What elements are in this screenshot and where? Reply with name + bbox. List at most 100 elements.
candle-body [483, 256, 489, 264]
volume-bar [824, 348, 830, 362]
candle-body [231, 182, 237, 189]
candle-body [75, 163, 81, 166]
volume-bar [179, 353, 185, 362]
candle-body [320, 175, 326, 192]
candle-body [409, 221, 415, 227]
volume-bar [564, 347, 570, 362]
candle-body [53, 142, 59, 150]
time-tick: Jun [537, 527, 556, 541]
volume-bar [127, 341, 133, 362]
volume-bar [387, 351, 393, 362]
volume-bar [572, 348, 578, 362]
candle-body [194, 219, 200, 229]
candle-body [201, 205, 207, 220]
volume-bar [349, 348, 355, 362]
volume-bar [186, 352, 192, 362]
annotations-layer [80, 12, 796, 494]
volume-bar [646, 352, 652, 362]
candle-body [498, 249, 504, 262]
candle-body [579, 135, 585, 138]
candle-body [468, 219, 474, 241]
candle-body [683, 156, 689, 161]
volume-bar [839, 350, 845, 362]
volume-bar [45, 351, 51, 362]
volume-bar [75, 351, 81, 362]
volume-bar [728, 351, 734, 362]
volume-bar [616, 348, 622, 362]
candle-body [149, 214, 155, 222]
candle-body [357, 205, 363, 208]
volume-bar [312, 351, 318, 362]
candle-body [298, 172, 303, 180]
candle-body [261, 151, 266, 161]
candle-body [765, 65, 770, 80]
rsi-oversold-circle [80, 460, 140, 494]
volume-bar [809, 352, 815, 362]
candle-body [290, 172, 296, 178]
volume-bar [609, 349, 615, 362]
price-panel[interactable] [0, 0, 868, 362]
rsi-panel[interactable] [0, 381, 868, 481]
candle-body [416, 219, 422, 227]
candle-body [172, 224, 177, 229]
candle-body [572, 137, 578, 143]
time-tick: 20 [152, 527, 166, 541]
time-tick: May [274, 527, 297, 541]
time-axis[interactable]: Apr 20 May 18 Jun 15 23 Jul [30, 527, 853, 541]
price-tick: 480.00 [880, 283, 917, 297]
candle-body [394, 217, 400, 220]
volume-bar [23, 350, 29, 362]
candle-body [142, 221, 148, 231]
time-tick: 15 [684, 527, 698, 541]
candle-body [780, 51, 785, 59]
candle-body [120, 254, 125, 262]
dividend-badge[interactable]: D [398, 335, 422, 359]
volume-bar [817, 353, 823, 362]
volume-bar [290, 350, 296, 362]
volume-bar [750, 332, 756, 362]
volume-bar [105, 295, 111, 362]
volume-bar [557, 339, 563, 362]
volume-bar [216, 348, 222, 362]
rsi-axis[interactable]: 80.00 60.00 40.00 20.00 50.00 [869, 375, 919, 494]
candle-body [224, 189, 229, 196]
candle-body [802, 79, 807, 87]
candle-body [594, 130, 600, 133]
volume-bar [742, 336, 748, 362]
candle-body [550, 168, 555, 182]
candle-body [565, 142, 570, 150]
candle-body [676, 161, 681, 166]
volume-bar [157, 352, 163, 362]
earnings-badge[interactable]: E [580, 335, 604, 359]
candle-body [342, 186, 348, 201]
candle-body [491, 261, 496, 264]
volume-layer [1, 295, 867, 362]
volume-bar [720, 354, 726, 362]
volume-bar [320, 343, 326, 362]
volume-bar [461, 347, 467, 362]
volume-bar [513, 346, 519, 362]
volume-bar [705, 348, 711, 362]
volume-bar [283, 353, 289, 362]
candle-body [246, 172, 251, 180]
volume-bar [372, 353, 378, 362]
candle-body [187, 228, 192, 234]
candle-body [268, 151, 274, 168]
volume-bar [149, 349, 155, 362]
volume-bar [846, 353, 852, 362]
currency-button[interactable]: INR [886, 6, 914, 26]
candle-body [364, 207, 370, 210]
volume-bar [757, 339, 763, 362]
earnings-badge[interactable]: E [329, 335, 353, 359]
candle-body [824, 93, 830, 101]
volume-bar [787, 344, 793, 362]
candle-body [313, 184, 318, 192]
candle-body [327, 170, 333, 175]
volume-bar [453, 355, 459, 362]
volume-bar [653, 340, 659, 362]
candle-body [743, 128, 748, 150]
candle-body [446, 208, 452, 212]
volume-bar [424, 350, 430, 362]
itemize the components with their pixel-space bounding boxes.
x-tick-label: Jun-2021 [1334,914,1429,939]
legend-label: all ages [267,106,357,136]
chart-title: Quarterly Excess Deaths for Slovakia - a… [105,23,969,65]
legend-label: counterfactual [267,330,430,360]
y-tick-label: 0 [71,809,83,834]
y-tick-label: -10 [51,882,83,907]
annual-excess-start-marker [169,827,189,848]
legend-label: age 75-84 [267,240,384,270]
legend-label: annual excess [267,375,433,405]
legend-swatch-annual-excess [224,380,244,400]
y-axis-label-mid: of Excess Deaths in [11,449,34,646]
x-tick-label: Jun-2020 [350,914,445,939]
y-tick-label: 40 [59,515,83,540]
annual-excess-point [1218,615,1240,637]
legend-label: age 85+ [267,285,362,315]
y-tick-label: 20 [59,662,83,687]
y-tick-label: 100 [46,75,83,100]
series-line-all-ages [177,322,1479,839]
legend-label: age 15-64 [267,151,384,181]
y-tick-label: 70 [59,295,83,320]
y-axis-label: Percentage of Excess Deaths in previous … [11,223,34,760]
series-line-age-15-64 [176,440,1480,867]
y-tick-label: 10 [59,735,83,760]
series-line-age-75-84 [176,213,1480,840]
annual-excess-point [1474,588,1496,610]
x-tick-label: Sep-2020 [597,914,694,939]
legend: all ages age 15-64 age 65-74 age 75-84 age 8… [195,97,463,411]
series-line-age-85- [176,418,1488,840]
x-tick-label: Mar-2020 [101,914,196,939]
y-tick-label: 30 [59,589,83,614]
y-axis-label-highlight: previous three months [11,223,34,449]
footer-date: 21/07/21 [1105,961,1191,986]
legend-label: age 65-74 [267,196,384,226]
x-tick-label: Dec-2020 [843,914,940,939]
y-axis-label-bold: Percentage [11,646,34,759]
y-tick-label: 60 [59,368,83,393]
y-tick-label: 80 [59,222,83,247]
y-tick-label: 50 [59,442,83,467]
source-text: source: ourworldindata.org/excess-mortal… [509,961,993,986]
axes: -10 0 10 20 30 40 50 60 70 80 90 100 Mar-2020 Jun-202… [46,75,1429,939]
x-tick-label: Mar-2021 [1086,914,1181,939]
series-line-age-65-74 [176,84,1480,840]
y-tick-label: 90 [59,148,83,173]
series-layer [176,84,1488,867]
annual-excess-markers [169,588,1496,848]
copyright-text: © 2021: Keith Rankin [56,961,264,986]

SHORT TASK:
Arrange the items above as a numbered list, starting at the very first line and ending with the line that contains "candle-body [550, 168, 555, 182]", both included, and leave out any blank lines.

CORRECT OUTPUT:
1. What elements are in this screenshot and where? Reply with name + bbox. List at most 100 elements.
2. candle-body [483, 256, 489, 264]
3. volume-bar [824, 348, 830, 362]
4. candle-body [231, 182, 237, 189]
5. candle-body [75, 163, 81, 166]
6. volume-bar [179, 353, 185, 362]
7. candle-body [320, 175, 326, 192]
8. candle-body [409, 221, 415, 227]
9. volume-bar [564, 347, 570, 362]
10. candle-body [53, 142, 59, 150]
11. time-tick: Jun [537, 527, 556, 541]
12. volume-bar [127, 341, 133, 362]
13. volume-bar [387, 351, 393, 362]
14. volume-bar [572, 348, 578, 362]
15. candle-body [194, 219, 200, 229]
16. candle-body [201, 205, 207, 220]
17. volume-bar [349, 348, 355, 362]
18. volume-bar [186, 352, 192, 362]
19. annotations-layer [80, 12, 796, 494]
20. volume-bar [646, 352, 652, 362]
21. candle-body [498, 249, 504, 262]
22. candle-body [579, 135, 585, 138]
23. candle-body [468, 219, 474, 241]
24. candle-body [683, 156, 689, 161]
25. volume-bar [839, 350, 845, 362]
26. volume-bar [45, 351, 51, 362]
27. volume-bar [75, 351, 81, 362]
28. volume-bar [728, 351, 734, 362]
29. volume-bar [616, 348, 622, 362]
30. candle-body [149, 214, 155, 222]
31. candle-body [357, 205, 363, 208]
32. volume-bar [312, 351, 318, 362]
33. candle-body [298, 172, 303, 180]
34. candle-body [261, 151, 266, 161]
35. candle-body [765, 65, 770, 80]
36. rsi-oversold-circle [80, 460, 140, 494]
37. volume-bar [809, 352, 815, 362]
38. candle-body [290, 172, 296, 178]
39. volume-bar [609, 349, 615, 362]
40. price-panel[interactable] [0, 0, 868, 362]
41. rsi-panel[interactable] [0, 381, 868, 481]
42. candle-body [416, 219, 422, 227]
43. candle-body [172, 224, 177, 229]
44. candle-body [572, 137, 578, 143]
45. time-tick: 20 [152, 527, 166, 541]
46. time-tick: May [274, 527, 297, 541]
47. time-axis[interactable]: Apr 20 May 18 Jun 15 23 Jul [30, 527, 853, 541]
48. price-tick: 480.00 [880, 283, 917, 297]
49. candle-body [394, 217, 400, 220]
50. volume-bar [23, 350, 29, 362]
51. candle-body [142, 221, 148, 231]
52. time-tick: 15 [684, 527, 698, 541]
53. candle-body [780, 51, 785, 59]
54. candle-body [120, 254, 125, 262]
55. dividend-badge[interactable]: D [398, 335, 422, 359]
56. volume-bar [817, 353, 823, 362]
57. volume-bar [290, 350, 296, 362]
58. volume-bar [750, 332, 756, 362]
59. volume-bar [105, 295, 111, 362]
60. volume-bar [557, 339, 563, 362]
61. volume-bar [216, 348, 222, 362]
62. rsi-axis[interactable]: 80.00 60.00 40.00 20.00 50.00 [869, 375, 919, 494]
63. candle-body [224, 189, 229, 196]
64. candle-body [802, 79, 807, 87]
65. candle-body [594, 130, 600, 133]
66. volume-bar [742, 336, 748, 362]
67. candle-body [550, 168, 555, 182]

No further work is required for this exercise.